Report each line of the data that has "type" somewhere in it.

** start of Data for processing **

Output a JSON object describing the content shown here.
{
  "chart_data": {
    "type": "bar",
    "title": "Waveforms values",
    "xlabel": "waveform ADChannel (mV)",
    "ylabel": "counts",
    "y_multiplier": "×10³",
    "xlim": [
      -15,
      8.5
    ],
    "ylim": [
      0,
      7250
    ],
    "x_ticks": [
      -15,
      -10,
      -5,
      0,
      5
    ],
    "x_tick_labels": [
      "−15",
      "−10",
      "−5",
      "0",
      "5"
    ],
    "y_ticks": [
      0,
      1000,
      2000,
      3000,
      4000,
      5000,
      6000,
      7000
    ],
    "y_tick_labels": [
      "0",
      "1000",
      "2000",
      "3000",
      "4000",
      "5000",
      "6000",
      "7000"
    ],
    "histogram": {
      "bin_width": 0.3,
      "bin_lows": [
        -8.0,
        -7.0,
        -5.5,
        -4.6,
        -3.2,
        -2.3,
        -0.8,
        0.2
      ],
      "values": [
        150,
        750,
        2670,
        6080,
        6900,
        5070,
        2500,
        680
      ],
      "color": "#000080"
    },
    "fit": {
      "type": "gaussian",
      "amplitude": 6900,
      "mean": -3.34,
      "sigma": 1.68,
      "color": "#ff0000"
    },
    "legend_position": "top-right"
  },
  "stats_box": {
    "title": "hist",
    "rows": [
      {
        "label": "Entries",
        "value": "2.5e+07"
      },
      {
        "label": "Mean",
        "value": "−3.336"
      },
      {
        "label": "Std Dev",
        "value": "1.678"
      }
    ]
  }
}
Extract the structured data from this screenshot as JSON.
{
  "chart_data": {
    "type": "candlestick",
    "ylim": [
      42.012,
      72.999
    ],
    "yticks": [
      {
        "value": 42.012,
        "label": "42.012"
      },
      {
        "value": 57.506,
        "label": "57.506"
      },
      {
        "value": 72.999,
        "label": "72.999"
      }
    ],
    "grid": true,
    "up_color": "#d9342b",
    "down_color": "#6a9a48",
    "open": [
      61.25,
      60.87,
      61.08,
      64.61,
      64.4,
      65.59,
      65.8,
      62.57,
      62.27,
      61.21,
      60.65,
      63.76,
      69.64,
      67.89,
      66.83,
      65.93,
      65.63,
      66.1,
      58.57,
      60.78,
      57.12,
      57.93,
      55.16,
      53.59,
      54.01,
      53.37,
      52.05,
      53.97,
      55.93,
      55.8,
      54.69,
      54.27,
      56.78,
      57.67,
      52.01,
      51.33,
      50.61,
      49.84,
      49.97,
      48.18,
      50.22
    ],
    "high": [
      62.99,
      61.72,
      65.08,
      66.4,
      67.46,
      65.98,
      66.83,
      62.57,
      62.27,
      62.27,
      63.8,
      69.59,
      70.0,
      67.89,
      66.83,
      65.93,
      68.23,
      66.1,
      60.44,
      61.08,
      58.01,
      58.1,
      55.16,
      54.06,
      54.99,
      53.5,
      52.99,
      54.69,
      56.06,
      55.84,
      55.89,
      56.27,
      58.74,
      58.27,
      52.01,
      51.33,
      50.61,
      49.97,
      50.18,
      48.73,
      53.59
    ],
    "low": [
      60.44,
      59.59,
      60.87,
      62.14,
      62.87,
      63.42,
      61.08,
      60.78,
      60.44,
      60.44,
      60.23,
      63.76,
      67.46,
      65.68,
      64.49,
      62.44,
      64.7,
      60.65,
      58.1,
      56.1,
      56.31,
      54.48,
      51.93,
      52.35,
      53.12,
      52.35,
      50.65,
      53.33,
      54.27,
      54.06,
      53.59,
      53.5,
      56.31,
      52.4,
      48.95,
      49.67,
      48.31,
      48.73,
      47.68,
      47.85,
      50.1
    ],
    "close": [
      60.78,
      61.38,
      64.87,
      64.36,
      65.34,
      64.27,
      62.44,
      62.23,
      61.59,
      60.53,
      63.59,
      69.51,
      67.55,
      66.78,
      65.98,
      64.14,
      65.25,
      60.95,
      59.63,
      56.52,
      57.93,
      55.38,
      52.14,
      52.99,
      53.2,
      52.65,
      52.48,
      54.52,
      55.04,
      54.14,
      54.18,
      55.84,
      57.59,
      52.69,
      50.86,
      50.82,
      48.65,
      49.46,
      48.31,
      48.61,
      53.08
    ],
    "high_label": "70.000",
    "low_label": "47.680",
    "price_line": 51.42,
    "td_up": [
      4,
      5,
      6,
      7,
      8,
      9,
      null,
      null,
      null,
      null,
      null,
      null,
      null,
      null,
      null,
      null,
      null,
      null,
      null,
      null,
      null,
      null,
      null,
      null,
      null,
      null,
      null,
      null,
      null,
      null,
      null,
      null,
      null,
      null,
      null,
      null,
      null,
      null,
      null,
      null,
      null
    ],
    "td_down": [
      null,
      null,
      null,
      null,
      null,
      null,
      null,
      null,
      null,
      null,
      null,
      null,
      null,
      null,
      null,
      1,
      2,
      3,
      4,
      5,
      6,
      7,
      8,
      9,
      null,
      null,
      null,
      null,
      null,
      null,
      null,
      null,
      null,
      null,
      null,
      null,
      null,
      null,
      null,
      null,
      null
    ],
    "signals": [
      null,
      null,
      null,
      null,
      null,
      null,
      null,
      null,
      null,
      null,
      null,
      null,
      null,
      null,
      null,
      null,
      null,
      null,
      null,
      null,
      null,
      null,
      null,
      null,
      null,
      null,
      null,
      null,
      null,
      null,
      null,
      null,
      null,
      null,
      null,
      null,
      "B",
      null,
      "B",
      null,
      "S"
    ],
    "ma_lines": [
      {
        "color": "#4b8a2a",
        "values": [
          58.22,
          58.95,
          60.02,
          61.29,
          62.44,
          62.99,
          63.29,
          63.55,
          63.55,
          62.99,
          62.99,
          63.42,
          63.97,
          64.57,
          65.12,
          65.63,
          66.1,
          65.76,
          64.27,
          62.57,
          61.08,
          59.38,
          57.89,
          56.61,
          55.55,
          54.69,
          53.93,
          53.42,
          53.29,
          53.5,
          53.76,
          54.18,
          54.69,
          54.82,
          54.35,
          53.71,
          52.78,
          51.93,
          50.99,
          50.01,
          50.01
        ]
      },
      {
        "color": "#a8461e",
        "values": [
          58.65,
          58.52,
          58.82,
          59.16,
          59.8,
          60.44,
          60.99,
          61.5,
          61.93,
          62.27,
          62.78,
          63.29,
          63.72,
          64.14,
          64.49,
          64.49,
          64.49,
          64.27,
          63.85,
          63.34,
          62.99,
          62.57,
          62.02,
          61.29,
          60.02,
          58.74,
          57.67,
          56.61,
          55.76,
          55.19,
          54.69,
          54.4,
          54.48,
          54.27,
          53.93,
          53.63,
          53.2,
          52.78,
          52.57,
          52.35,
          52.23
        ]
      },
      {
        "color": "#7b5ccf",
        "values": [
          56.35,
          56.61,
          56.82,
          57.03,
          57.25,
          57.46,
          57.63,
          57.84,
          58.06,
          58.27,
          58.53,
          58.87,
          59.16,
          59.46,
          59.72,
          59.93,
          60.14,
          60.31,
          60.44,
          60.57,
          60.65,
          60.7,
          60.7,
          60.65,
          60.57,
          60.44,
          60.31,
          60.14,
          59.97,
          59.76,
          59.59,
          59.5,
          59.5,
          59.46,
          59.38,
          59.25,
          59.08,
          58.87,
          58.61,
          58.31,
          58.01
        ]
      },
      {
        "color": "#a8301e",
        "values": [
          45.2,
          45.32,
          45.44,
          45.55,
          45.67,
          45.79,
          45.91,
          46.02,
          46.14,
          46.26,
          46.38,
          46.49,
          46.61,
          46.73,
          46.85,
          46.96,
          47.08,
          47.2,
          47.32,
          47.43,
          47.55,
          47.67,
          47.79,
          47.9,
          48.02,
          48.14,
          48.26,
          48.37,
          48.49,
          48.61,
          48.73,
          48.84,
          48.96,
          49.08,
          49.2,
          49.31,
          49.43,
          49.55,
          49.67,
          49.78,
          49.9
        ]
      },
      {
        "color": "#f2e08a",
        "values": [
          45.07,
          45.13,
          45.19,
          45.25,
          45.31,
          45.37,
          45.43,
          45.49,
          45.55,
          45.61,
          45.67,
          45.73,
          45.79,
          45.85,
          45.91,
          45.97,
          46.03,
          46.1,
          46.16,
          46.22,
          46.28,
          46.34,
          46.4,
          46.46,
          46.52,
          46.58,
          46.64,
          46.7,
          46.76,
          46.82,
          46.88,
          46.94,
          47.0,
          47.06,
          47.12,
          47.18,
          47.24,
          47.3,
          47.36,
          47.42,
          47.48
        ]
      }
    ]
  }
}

** end of Data for processing **

Finished answer:
    "type": "bar",
      "type": "gaussian",
    "type": "candlestick",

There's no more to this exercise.